• [DO THIS]
Can you find the lines of the listing that include "desaparición" and copy every one?
####################
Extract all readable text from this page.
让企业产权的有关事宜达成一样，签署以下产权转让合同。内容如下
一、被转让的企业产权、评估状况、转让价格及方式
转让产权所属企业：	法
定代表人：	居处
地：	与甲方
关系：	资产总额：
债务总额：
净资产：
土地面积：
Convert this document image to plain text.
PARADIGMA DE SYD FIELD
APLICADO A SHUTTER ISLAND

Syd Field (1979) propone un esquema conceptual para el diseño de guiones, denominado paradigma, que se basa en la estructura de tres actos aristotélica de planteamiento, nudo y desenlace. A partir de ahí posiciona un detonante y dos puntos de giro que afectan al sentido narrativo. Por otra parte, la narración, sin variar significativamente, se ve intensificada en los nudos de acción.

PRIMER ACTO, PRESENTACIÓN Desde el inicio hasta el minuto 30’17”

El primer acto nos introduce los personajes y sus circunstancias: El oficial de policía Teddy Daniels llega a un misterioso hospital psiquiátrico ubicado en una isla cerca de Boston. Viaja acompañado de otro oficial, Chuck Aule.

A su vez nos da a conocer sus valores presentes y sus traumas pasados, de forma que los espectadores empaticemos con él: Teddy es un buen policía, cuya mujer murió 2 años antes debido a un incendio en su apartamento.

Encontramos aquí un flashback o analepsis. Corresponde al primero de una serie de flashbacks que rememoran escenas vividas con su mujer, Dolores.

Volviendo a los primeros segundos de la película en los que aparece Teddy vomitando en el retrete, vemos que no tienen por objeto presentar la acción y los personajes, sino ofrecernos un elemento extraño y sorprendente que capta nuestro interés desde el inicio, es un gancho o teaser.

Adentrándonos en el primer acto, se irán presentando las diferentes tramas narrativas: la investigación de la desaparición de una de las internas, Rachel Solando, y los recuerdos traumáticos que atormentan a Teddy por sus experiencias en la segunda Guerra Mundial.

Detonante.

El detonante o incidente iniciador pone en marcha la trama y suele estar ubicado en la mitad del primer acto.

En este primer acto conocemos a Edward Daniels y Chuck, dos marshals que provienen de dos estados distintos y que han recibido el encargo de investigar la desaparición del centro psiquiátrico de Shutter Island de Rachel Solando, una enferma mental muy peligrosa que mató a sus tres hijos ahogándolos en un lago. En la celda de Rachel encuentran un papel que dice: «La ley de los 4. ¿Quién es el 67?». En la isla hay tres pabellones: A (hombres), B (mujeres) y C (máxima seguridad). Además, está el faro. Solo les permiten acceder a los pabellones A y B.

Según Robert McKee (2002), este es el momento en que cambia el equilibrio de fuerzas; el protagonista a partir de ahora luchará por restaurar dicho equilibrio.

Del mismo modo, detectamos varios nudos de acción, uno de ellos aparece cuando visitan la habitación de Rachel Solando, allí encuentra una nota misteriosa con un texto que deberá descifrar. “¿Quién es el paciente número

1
####################
• [EXERCISE ANSWER]
Adentrándonos en el primer acto, se irán presentando las diferentes tramas narrativas: la investigación de la desaparición de una de las internas, Rachel Solando, y los recuerdos traumáticos que atormentan a Teddy por sus experiencias en la segunda Guerra Mundial.
En este primer acto conocemos a Edward Daniels y Chuck, dos marshals que provienen de dos estados distintos y que han recibido el encargo de investigar la desaparición del centro psiquiátrico de Shutter Island de Rachel Solando, una enferma mental muy peligrosa que mató a sus tres hijos ahogándolos en un lago. En la celda de Rachel encuentran un papel que dice: «La ley de los 4. ¿Quién es el 67?». En la isla hay tres pabellones: A (hombres), B (mujeres) y C (máxima seguridad). Además, está el faro. Solo les permiten acceder a los pabellones A y B.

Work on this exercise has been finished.